[Figure record listings]

· · · ·

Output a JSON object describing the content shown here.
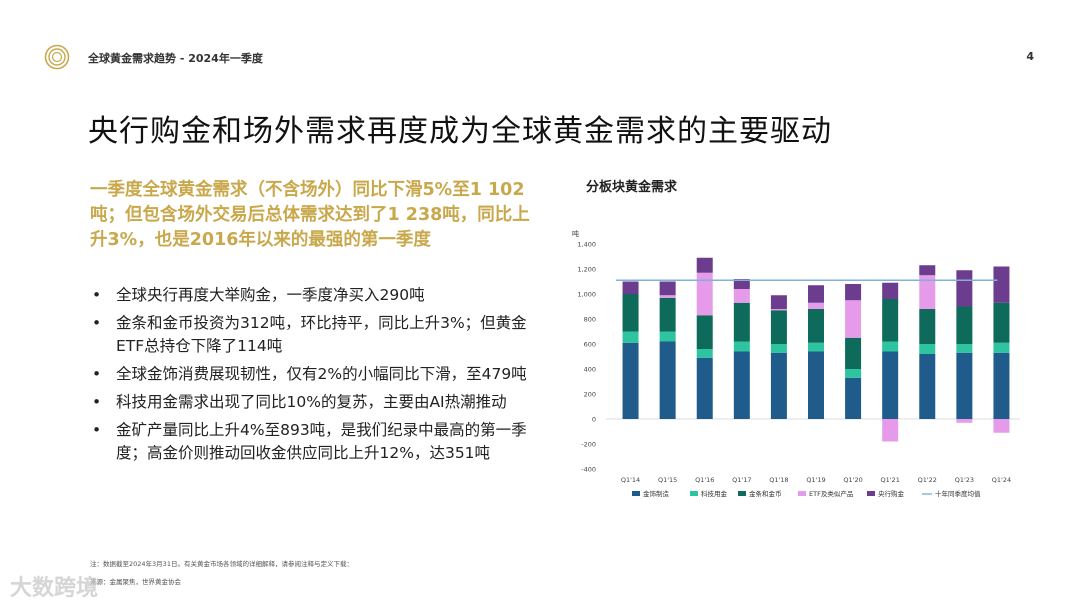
{
  "header": {
    "title": "全球黄金需求趋势 - 2024年一季度",
    "page_number": "4"
  },
  "slide": {
    "title": "央行购金和场外需求再度成为全球黄金需求的主要驱动",
    "headline": "一季度全球黄金需求（不含场外）同比下滑5%至1 102吨；但包含场外交易后总体需求达到了1 238吨，同比上升3%，也是2016年以来的最强的第一季度",
    "bullets": [
      "全球央行再度大举购金，一季度净买入290吨",
      "金条和金币投资为312吨，环比持平，同比上升3%；但黄金ETF总持仓下降了114吨",
      "全球金饰消费展现韧性，仅有2%的小幅同比下滑，至479吨",
      "科技用金需求出现了同比10%的复苏，主要由AI热潮推动",
      "金矿产量同比上升4%至893吨，是我们纪录中最高的第一季度；高金价则推动回收金供应同比上升12%，达351吨"
    ],
    "bullet_symbol": "•"
  },
  "footer": {
    "note": "注：数据截至2024年3月31日。有关黄金市场各领域的详细解释，请参阅注释与定义下载：",
    "source": "来源：金属聚焦，世界黄金协会",
    "watermark": "大数跨境"
  },
  "colors": {
    "gold": "#C9A84C",
    "jewellery": "#1F5C8B",
    "technology": "#2EC4A0",
    "bars_coins": "#0E6B5C",
    "etf": "#E59BEA",
    "central_banks": "#6C3C8E",
    "avg_line": "#7FB2D9"
  },
  "chart_data": {
    "type": "bar",
    "stacked": true,
    "title": "分板块黄金需求",
    "ylabel": "吨",
    "ylim": [
      -400,
      1400
    ],
    "yticks": [
      "1,400",
      "1,200",
      "1,000",
      "800",
      "600",
      "400",
      "200",
      "0",
      "-200",
      "-400"
    ],
    "ytick_values": [
      1400,
      1200,
      1000,
      800,
      600,
      400,
      200,
      0,
      -200,
      -400
    ],
    "categories": [
      "Q1'14",
      "Q1'15",
      "Q1'16",
      "Q1'17",
      "Q1'18",
      "Q1'19",
      "Q1'20",
      "Q1'21",
      "Q1'22",
      "Q1'23",
      "Q1'24"
    ],
    "series": [
      {
        "name": "金饰制造",
        "color_key": "jewellery",
        "values": [
          610,
          620,
          490,
          540,
          530,
          540,
          330,
          540,
          520,
          530,
          530
        ]
      },
      {
        "name": "科技用金",
        "color_key": "technology",
        "values": [
          90,
          80,
          70,
          80,
          70,
          70,
          70,
          80,
          80,
          70,
          80
        ]
      },
      {
        "name": "金条和金币",
        "color_key": "bars_coins",
        "values": [
          300,
          270,
          270,
          310,
          270,
          270,
          250,
          340,
          280,
          300,
          320
        ]
      },
      {
        "name": "ETF及类似产品",
        "color_key": "etf",
        "values": [
          0,
          20,
          340,
          110,
          10,
          50,
          300,
          -180,
          270,
          -30,
          -110
        ]
      },
      {
        "name": "央行购金",
        "color_key": "central_banks",
        "values": [
          100,
          110,
          120,
          80,
          110,
          140,
          130,
          130,
          80,
          290,
          290
        ]
      }
    ],
    "ten_year_average": {
      "name": "十年同季度均值",
      "color_key": "avg_line",
      "value": 1110
    },
    "legend_position": "bottom"
  }
}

· · · ·

Exercise brief:
Identify lines with the string "technology". Copy each one.

Response to this exercise:
    "technology": "#2EC4A0",
        "color_key": "technology",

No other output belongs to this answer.